(Some records)
+--

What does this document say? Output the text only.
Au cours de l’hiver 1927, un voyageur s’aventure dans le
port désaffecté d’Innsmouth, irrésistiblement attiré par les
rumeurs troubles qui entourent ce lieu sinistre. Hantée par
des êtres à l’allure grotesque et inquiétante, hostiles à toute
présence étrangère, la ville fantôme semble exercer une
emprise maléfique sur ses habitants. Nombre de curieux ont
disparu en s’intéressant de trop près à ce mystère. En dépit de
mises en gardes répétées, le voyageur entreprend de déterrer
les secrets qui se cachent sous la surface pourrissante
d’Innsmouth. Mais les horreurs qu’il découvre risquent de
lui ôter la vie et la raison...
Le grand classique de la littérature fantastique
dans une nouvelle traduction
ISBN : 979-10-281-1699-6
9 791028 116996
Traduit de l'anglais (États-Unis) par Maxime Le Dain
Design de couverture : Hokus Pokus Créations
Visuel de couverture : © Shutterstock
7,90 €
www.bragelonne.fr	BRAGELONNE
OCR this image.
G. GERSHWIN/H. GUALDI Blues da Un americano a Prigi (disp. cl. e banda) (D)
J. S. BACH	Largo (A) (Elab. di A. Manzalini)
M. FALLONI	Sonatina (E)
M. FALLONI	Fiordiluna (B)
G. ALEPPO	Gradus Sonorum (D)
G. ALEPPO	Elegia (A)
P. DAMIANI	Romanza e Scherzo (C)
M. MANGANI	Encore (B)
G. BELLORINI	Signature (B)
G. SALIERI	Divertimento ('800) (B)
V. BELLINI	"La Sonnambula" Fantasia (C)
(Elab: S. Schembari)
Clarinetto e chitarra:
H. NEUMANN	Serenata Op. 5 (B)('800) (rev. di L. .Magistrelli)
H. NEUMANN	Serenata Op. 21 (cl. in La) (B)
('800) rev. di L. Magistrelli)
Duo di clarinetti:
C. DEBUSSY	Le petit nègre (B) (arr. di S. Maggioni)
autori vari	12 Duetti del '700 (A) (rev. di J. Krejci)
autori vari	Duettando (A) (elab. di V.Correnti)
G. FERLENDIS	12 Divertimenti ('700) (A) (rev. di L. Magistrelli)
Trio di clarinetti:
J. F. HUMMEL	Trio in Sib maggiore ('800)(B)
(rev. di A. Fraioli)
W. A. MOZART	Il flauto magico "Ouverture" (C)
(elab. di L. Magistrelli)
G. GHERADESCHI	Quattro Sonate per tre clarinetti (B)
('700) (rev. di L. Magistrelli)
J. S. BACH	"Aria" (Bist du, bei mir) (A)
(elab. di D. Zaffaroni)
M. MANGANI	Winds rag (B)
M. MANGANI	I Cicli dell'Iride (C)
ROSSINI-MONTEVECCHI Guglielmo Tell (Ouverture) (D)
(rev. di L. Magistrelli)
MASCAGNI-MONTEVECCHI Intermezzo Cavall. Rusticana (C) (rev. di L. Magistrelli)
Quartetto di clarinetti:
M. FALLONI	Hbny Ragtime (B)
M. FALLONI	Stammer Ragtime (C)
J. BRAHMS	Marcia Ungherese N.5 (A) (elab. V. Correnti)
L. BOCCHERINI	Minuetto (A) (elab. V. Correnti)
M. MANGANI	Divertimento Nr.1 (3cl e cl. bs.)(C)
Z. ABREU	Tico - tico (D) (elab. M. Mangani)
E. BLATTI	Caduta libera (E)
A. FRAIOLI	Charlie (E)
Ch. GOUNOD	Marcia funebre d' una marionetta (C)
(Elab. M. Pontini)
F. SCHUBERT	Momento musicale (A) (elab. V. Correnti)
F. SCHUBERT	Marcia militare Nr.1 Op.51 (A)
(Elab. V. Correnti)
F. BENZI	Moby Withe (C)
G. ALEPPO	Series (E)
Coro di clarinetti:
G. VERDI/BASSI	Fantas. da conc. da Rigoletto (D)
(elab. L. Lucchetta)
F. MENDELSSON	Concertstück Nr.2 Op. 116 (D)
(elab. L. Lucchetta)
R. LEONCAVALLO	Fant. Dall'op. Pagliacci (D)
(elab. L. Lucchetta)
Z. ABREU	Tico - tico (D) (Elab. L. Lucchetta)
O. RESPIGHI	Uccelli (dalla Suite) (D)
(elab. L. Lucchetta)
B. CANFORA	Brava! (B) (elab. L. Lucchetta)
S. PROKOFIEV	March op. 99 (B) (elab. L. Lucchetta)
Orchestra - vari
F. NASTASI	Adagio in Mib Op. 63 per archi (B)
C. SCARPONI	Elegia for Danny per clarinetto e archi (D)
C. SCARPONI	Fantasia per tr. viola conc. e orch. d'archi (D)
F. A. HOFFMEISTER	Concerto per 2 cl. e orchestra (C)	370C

+--

- _TASK PROMPT_
Retype the entries exactly, including every line.

- _CORRECT OUTPUT_
What does this document say? Output the text only.
Au cours de l’hiver 1927, un voyageur s’aventure dans le
port désaffecté d’Innsmouth, irrésistiblement attiré par les
rumeurs troubles qui entourent ce lieu sinistre. Hantée par
des êtres à l’allure grotesque et inquiétante, hostiles à toute
présence étrangère, la ville fantôme semble exercer une
emprise maléfique sur ses habitants. Nombre de curieux ont
disparu en s’intéressant de trop près à ce mystère. En dépit de
mises en gardes répétées, le voyageur entreprend de déterrer
les secrets qui se cachent sous la surface pourrissante
d’Innsmouth. Mais les horreurs qu’il découvre risquent de
lui ôter la vie et la raison...
Le grand classique de la littérature fantastique
dans une nouvelle traduction
ISBN : 979-10-281-1699-6
9 791028 116996
Traduit de l'anglais (États-Unis) par Maxime Le Dain
Design de couverture : Hokus Pokus Créations
Visuel de couverture : © Shutterstock
7,90 €
www.bragelonne.fr	BRAGELONNE
OCR this image.
G. GERSHWIN/H. GUALDI Blues da Un americano a Prigi (disp. cl. e banda) (D)
J. S. BACH	Largo (A) (Elab. di A. Manzalini)
M. FALLONI	Sonatina (E)
M. FALLONI	Fiordiluna (B)
G. ALEPPO	Gradus Sonorum (D)
G. ALEPPO	Elegia (A)
P. DAMIANI	Romanza e Scherzo (C)
M. MANGANI	Encore (B)
G. BELLORINI	Signature (B)
G. SALIERI	Divertimento ('800) (B)
V. BELLINI	"La Sonnambula" Fantasia (C)
(Elab: S. Schembari)
Clarinetto e chitarra:
H. NEUMANN	Serenata Op. 5 (B)('800) (rev. di L. .Magistrelli)
H. NEUMANN	Serenata Op. 21 (cl. in La) (B)
('800) rev. di L. Magistrelli)
Duo di clarinetti:
C. DEBUSSY	Le petit nègre (B) (arr. di S. Maggioni)
autori vari	12 Duetti del '700 (A) (rev. di J. Krejci)
autori vari	Duettando (A) (elab. di V.Correnti)
G. FERLENDIS	12 Divertimenti ('700) (A) (rev. di L. Magistrelli)
Trio di clarinetti:
J. F. HUMMEL	Trio in Sib maggiore ('800)(B)
(rev. di A. Fraioli)
W. A. MOZART	Il flauto magico "Ouverture" (C)
(elab. di L. Magistrelli)
G. GHERADESCHI	Quattro Sonate per tre clarinetti (B)
('700) (rev. di L. Magistrelli)
J. S. BACH	"Aria" (Bist du, bei mir) (A)
(elab. di D. Zaffaroni)
M. MANGANI	Winds rag (B)
M. MANGANI	I Cicli dell'Iride (C)
ROSSINI-MONTEVECCHI Guglielmo Tell (Ouverture) (D)
(rev. di L. Magistrelli)
MASCAGNI-MONTEVECCHI Intermezzo Cavall. Rusticana (C) (rev. di L. Magistrelli)
Quartetto di clarinetti:
M. FALLONI	Hbny Ragtime (B)
M. FALLONI	Stammer Ragtime (C)
J. BRAHMS	Marcia Ungherese N.5 (A) (elab. V. Correnti)
L. BOCCHERINI	Minuetto (A) (elab. V. Correnti)
M. MANGANI	Divertimento Nr.1 (3cl e cl. bs.)(C)
Z. ABREU	Tico - tico (D) (elab. M. Mangani)
E. BLATTI	Caduta libera (E)
A. FRAIOLI	Charlie (E)
Ch. GOUNOD	Marcia funebre d' una marionetta (C)
(Elab. M. Pontini)
F. SCHUBERT	Momento musicale (A) (elab. V. Correnti)
F. SCHUBERT	Marcia militare Nr.1 Op.51 (A)
(Elab. V. Correnti)
F. BENZI	Moby Withe (C)
G. ALEPPO	Series (E)
Coro di clarinetti:
G. VERDI/BASSI	Fantas. da conc. da Rigoletto (D)
(elab. L. Lucchetta)
F. MENDELSSON	Concertstück Nr.2 Op. 116 (D)
(elab. L. Lucchetta)
R. LEONCAVALLO	Fant. Dall'op. Pagliacci (D)
(elab. L. Lucchetta)
Z. ABREU	Tico - tico (D) (Elab. L. Lucchetta)
O. RESPIGHI	Uccelli (dalla Suite) (D)
(elab. L. Lucchetta)
B. CANFORA	Brava! (B) (elab. L. Lucchetta)
S. PROKOFIEV	March op. 99 (B) (elab. L. Lucchetta)
Orchestra - vari
F. NASTASI	Adagio in Mib Op. 63 per archi (B)
C. SCARPONI	Elegia for Danny per clarinetto e archi (D)
C. SCARPONI	Fantasia per tr. viola conc. e orch. d'archi (D)
F. A. HOFFMEISTER	Concerto per 2 cl. e orchestra (C)	370C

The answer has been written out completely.